Extracts from a graphics dataset

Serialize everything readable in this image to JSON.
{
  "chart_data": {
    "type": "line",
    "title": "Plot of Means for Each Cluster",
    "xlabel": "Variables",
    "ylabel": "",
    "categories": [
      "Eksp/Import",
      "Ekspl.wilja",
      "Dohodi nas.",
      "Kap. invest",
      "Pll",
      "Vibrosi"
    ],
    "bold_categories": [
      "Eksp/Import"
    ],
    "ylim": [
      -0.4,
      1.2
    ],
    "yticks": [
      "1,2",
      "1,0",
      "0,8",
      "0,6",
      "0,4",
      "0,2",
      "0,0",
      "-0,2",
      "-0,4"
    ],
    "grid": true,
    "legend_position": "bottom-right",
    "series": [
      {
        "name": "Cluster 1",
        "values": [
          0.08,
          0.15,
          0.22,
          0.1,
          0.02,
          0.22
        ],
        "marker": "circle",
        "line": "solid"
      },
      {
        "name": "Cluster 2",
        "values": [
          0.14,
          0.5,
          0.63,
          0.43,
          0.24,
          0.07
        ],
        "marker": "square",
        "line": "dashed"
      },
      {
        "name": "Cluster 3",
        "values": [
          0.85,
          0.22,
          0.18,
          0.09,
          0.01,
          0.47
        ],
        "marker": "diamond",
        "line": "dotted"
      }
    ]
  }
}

Short exercise: Your task is to output all of the data above word for word.

Answer for this exercise:
Serialize everything readable in this image to JSON.
{
  "chart_data": {
    "type": "line",
    "title": "Plot of Means for Each Cluster",
    "xlabel": "Variables",
    "ylabel": "",
    "categories": [
      "Eksp/Import",
      "Ekspl.wilja",
      "Dohodi nas.",
      "Kap. invest",
      "Pll",
      "Vibrosi"
    ],
    "bold_categories": [
      "Eksp/Import"
    ],
    "ylim": [
      -0.4,
      1.2
    ],
    "yticks": [
      "1,2",
      "1,0",
      "0,8",
      "0,6",
      "0,4",
      "0,2",
      "0,0",
      "-0,2",
      "-0,4"
    ],
    "grid": true,
    "legend_position": "bottom-right",
    "series": [
      {
        "name": "Cluster 1",
        "values": [
          0.08,
          0.15,
          0.22,
          0.1,
          0.02,
          0.22
        ],
        "marker": "circle",
        "line": "solid"
      },
      {
        "name": "Cluster 2",
        "values": [
          0.14,
          0.5,
          0.63,
          0.43,
          0.24,
          0.07
        ],
        "marker": "square",
        "line": "dashed"
      },
      {
        "name": "Cluster 3",
        "values": [
          0.85,
          0.22,
          0.18,
          0.09,
          0.01,
          0.47
        ],
        "marker": "diamond",
        "line": "dotted"
      }
    ]
  }
}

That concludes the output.